* TASK STATEMENT
Transcribe the material word for word, but without the images.

* Entries taken from a collection
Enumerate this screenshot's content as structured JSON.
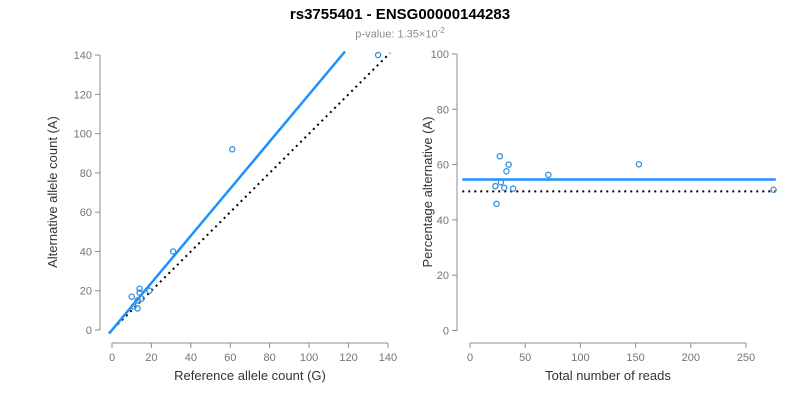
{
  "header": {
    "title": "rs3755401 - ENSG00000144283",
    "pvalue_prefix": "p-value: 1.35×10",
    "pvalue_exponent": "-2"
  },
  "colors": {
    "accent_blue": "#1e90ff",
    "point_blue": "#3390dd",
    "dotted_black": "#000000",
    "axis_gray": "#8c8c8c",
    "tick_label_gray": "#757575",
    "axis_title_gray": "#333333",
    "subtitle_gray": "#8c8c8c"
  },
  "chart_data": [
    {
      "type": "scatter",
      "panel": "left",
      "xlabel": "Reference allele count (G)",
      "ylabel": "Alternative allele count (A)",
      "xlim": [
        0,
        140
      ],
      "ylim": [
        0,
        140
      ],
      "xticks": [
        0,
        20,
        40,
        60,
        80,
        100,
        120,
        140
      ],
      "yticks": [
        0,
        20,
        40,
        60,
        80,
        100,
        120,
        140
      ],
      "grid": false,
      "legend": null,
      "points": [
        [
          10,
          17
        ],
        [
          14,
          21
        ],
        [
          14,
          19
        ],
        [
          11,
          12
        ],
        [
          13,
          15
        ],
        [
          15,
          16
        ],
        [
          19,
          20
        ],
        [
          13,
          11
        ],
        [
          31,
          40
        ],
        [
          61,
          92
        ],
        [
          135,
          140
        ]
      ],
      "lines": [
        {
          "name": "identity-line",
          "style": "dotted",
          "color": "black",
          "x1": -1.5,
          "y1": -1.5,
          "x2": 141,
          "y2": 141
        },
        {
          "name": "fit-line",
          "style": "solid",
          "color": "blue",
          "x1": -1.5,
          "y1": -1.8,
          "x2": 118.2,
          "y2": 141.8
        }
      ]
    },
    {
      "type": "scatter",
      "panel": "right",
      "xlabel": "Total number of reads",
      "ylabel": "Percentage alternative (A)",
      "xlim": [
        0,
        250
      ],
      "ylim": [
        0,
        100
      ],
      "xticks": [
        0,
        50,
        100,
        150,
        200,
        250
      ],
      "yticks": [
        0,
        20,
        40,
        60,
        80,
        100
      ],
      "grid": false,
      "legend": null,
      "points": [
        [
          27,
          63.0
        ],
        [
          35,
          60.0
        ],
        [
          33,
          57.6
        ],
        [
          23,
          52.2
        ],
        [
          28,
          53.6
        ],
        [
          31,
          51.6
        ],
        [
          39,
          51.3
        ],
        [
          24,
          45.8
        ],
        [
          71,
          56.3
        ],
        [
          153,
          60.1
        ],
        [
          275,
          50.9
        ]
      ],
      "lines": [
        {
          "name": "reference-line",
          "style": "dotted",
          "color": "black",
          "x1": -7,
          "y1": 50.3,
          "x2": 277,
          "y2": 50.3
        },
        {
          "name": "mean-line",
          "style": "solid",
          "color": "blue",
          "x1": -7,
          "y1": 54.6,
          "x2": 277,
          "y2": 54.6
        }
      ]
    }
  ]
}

* FINISHED TASK
Enumerate this screenshot's content as structured JSON.
{
  "header": {
    "title": "rs3755401 - ENSG00000144283",
    "pvalue_prefix": "p-value: 1.35×10",
    "pvalue_exponent": "-2"
  },
  "colors": {
    "accent_blue": "#1e90ff",
    "point_blue": "#3390dd",
    "dotted_black": "#000000",
    "axis_gray": "#8c8c8c",
    "tick_label_gray": "#757575",
    "axis_title_gray": "#333333",
    "subtitle_gray": "#8c8c8c"
  },
  "chart_data": [
    {
      "type": "scatter",
      "panel": "left",
      "xlabel": "Reference allele count (G)",
      "ylabel": "Alternative allele count (A)",
      "xlim": [
        0,
        140
      ],
      "ylim": [
        0,
        140
      ],
      "xticks": [
        0,
        20,
        40,
        60,
        80,
        100,
        120,
        140
      ],
      "yticks": [
        0,
        20,
        40,
        60,
        80,
        100,
        120,
        140
      ],
      "grid": false,
      "legend": null,
      "points": [
        [
          10,
          17
        ],
        [
          14,
          21
        ],
        [
          14,
          19
        ],
        [
          11,
          12
        ],
        [
          13,
          15
        ],
        [
          15,
          16
        ],
        [
          19,
          20
        ],
        [
          13,
          11
        ],
        [
          31,
          40
        ],
        [
          61,
          92
        ],
        [
          135,
          140
        ]
      ],
      "lines": [
        {
          "name": "identity-line",
          "style": "dotted",
          "color": "black",
          "x1": -1.5,
          "y1": -1.5,
          "x2": 141,
          "y2": 141
        },
        {
          "name": "fit-line",
          "style": "solid",
          "color": "blue",
          "x1": -1.5,
          "y1": -1.8,
          "x2": 118.2,
          "y2": 141.8
        }
      ]
    },
    {
      "type": "scatter",
      "panel": "right",
      "xlabel": "Total number of reads",
      "ylabel": "Percentage alternative (A)",
      "xlim": [
        0,
        250
      ],
      "ylim": [
        0,
        100
      ],
      "xticks": [
        0,
        50,
        100,
        150,
        200,
        250
      ],
      "yticks": [
        0,
        20,
        40,
        60,
        80,
        100
      ],
      "grid": false,
      "legend": null,
      "points": [
        [
          27,
          63.0
        ],
        [
          35,
          60.0
        ],
        [
          33,
          57.6
        ],
        [
          23,
          52.2
        ],
        [
          28,
          53.6
        ],
        [
          31,
          51.6
        ],
        [
          39,
          51.3
        ],
        [
          24,
          45.8
        ],
        [
          71,
          56.3
        ],
        [
          153,
          60.1
        ],
        [
          275,
          50.9
        ]
      ],
      "lines": [
        {
          "name": "reference-line",
          "style": "dotted",
          "color": "black",
          "x1": -7,
          "y1": 50.3,
          "x2": 277,
          "y2": 50.3
        },
        {
          "name": "mean-line",
          "style": "solid",
          "color": "blue",
          "x1": -7,
          "y1": 54.6,
          "x2": 277,
          "y2": 54.6
        }
      ]
    }
  ]
}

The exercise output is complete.